◆ WRITTEN EXERCISE
Copy each of the items below word for word, with every line unchanged.
━━ STORED RECORDS
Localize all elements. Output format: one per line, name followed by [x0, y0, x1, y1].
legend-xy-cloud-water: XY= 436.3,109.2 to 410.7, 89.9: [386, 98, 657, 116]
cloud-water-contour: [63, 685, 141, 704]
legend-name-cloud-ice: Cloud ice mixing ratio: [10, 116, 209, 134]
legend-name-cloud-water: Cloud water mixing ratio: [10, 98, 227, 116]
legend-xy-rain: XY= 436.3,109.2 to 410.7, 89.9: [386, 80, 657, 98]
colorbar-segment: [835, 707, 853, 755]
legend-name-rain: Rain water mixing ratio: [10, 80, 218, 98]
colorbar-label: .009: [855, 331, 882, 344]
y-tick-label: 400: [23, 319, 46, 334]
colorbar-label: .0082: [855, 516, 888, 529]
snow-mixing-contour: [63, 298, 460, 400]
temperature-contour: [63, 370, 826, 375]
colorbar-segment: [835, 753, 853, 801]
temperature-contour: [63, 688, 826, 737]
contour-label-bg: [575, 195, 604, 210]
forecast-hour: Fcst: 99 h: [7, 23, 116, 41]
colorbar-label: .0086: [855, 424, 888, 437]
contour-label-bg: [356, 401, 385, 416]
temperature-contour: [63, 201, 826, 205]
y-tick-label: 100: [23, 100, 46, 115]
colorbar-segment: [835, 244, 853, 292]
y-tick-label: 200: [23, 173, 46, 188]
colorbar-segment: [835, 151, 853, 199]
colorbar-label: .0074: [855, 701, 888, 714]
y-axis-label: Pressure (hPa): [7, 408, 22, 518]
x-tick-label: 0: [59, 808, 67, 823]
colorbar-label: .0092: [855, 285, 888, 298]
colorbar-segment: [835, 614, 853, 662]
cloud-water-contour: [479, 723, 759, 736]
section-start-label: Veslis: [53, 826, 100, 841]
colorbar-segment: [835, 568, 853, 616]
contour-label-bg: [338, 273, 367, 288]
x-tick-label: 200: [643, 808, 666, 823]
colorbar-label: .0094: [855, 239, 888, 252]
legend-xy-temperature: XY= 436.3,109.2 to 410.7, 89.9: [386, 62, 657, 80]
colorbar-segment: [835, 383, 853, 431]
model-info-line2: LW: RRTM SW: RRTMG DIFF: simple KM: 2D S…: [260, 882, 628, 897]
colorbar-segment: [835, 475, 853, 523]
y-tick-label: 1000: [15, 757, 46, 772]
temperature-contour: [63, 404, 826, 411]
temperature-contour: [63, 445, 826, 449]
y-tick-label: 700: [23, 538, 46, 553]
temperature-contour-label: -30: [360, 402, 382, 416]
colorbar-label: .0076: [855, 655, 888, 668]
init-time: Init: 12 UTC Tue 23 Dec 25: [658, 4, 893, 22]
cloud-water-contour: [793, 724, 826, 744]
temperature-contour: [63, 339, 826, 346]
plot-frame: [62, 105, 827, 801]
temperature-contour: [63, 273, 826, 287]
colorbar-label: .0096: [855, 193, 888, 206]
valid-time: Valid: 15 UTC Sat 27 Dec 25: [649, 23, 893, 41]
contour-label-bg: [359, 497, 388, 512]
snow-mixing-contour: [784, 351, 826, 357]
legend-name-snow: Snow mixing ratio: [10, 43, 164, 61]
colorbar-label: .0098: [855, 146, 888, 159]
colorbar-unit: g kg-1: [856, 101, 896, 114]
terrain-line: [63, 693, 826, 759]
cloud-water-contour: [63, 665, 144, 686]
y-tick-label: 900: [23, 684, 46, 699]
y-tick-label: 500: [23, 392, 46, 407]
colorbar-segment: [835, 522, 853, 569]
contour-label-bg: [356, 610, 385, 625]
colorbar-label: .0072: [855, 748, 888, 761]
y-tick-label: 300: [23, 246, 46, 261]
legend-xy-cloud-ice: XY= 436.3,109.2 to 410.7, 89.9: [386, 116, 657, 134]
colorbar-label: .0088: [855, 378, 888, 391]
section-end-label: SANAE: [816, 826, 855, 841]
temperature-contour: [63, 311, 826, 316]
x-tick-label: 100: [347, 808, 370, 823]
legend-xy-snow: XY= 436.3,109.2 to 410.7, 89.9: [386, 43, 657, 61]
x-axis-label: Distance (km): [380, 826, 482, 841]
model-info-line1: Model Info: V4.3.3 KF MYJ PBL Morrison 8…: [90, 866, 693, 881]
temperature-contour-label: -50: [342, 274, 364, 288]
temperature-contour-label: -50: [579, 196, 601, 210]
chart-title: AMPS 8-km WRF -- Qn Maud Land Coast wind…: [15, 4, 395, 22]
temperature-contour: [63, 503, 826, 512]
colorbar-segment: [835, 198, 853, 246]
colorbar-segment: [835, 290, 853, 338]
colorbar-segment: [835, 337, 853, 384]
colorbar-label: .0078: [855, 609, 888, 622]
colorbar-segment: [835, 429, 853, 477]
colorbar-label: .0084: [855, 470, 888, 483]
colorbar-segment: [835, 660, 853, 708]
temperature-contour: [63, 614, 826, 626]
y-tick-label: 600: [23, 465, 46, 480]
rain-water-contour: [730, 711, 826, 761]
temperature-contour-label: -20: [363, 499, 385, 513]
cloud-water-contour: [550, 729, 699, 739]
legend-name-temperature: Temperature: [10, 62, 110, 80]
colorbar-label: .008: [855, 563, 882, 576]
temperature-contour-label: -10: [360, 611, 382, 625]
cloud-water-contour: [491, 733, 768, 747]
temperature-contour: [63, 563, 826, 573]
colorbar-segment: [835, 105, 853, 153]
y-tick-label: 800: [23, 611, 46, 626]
━━━━
◆ TASK RESPONSE
Localize all elements. Output format: one per line, name followed by [x0, y0, x1, y1].
legend-xy-cloud-water: XY= 436.3,109.2 to 410.7, 89.9: [386, 98, 657, 116]
cloud-water-contour: [63, 685, 141, 704]
legend-name-cloud-ice: Cloud ice mixing ratio: [10, 116, 209, 134]
legend-name-cloud-water: Cloud water mixing ratio: [10, 98, 227, 116]
legend-xy-rain: XY= 436.3,109.2 to 410.7, 89.9: [386, 80, 657, 98]
colorbar-segment: [835, 707, 853, 755]
legend-name-rain: Rain water mixing ratio: [10, 80, 218, 98]
colorbar-label: .009: [855, 331, 882, 344]
y-tick-label: 400: [23, 319, 46, 334]
colorbar-label: .0082: [855, 516, 888, 529]
snow-mixing-contour: [63, 298, 460, 400]
temperature-contour: [63, 370, 826, 375]
colorbar-segment: [835, 753, 853, 801]
temperature-contour: [63, 688, 826, 737]
contour-label-bg: [575, 195, 604, 210]
forecast-hour: Fcst: 99 h: [7, 23, 116, 41]
colorbar-label: .0086: [855, 424, 888, 437]
contour-label-bg: [356, 401, 385, 416]
temperature-contour: [63, 201, 826, 205]
y-tick-label: 100: [23, 100, 46, 115]
colorbar-segment: [835, 244, 853, 292]
y-tick-label: 200: [23, 173, 46, 188]
colorbar-segment: [835, 151, 853, 199]
colorbar-label: .0074: [855, 701, 888, 714]
y-axis-label: Pressure (hPa): [7, 408, 22, 518]
x-tick-label: 0: [59, 808, 67, 823]
colorbar-label: .0092: [855, 285, 888, 298]
colorbar-segment: [835, 614, 853, 662]
cloud-water-contour: [479, 723, 759, 736]
section-start-label: Veslis: [53, 826, 100, 841]
colorbar-segment: [835, 568, 853, 616]
contour-label-bg: [338, 273, 367, 288]
x-tick-label: 200: [643, 808, 666, 823]
colorbar-label: .0094: [855, 239, 888, 252]
legend-xy-temperature: XY= 436.3,109.2 to 410.7, 89.9: [386, 62, 657, 80]
colorbar-segment: [835, 383, 853, 431]
model-info-line2: LW: RRTM SW: RRTMG DIFF: simple KM: 2D S…: [260, 882, 628, 897]
colorbar-segment: [835, 475, 853, 523]
y-tick-label: 1000: [15, 757, 46, 772]
temperature-contour: [63, 404, 826, 411]
temperature-contour: [63, 445, 826, 449]
y-tick-label: 700: [23, 538, 46, 553]
temperature-contour-label: -30: [360, 402, 382, 416]
colorbar-label: .0076: [855, 655, 888, 668]
init-time: Init: 12 UTC Tue 23 Dec 25: [658, 4, 893, 22]
cloud-water-contour: [793, 724, 826, 744]
temperature-contour: [63, 339, 826, 346]
plot-frame: [62, 105, 827, 801]
temperature-contour: [63, 273, 826, 287]
colorbar-label: .0096: [855, 193, 888, 206]
valid-time: Valid: 15 UTC Sat 27 Dec 25: [649, 23, 893, 41]
contour-label-bg: [359, 497, 388, 512]
snow-mixing-contour: [784, 351, 826, 357]
legend-name-snow: Snow mixing ratio: [10, 43, 164, 61]
colorbar-label: .0098: [855, 146, 888, 159]
colorbar-unit: g kg-1: [856, 101, 896, 114]
terrain-line: [63, 693, 826, 759]
cloud-water-contour: [63, 665, 144, 686]
y-tick-label: 900: [23, 684, 46, 699]
y-tick-label: 500: [23, 392, 46, 407]
colorbar-segment: [835, 522, 853, 569]
contour-label-bg: [356, 610, 385, 625]
colorbar-label: .0072: [855, 748, 888, 761]
y-tick-label: 300: [23, 246, 46, 261]
legend-xy-cloud-ice: XY= 436.3,109.2 to 410.7, 89.9: [386, 116, 657, 134]
colorbar-label: .0088: [855, 378, 888, 391]
section-end-label: SANAE: [816, 826, 855, 841]
temperature-contour: [63, 311, 826, 316]
x-tick-label: 100: [347, 808, 370, 823]
legend-xy-snow: XY= 436.3,109.2 to 410.7, 89.9: [386, 43, 657, 61]
x-axis-label: Distance (km): [380, 826, 482, 841]
model-info-line1: Model Info: V4.3.3 KF MYJ PBL Morrison 8…: [90, 866, 693, 881]
temperature-contour-label: -50: [342, 274, 364, 288]
temperature-contour-label: -50: [579, 196, 601, 210]
chart-title: AMPS 8-km WRF -- Qn Maud Land Coast wind…: [15, 4, 395, 22]
temperature-contour: [63, 503, 826, 512]
colorbar-segment: [835, 198, 853, 246]
colorbar-segment: [835, 290, 853, 338]
colorbar-segment: [835, 337, 853, 384]
colorbar-label: .0078: [855, 609, 888, 622]
colorbar-segment: [835, 429, 853, 477]
colorbar-label: .0084: [855, 470, 888, 483]
colorbar-segment: [835, 660, 853, 708]
temperature-contour: [63, 614, 826, 626]
y-tick-label: 600: [23, 465, 46, 480]
rain-water-contour: [730, 711, 826, 761]
temperature-contour-label: -20: [363, 499, 385, 513]
cloud-water-contour: [550, 729, 699, 739]
legend-name-temperature: Temperature: [10, 62, 110, 80]
colorbar-label: .008: [855, 563, 882, 576]
temperature-contour-label: -10: [360, 611, 382, 625]
cloud-water-contour: [491, 733, 768, 747]
temperature-contour: [63, 563, 826, 573]
colorbar-segment: [835, 105, 853, 153]
y-tick-label: 800: [23, 611, 46, 626]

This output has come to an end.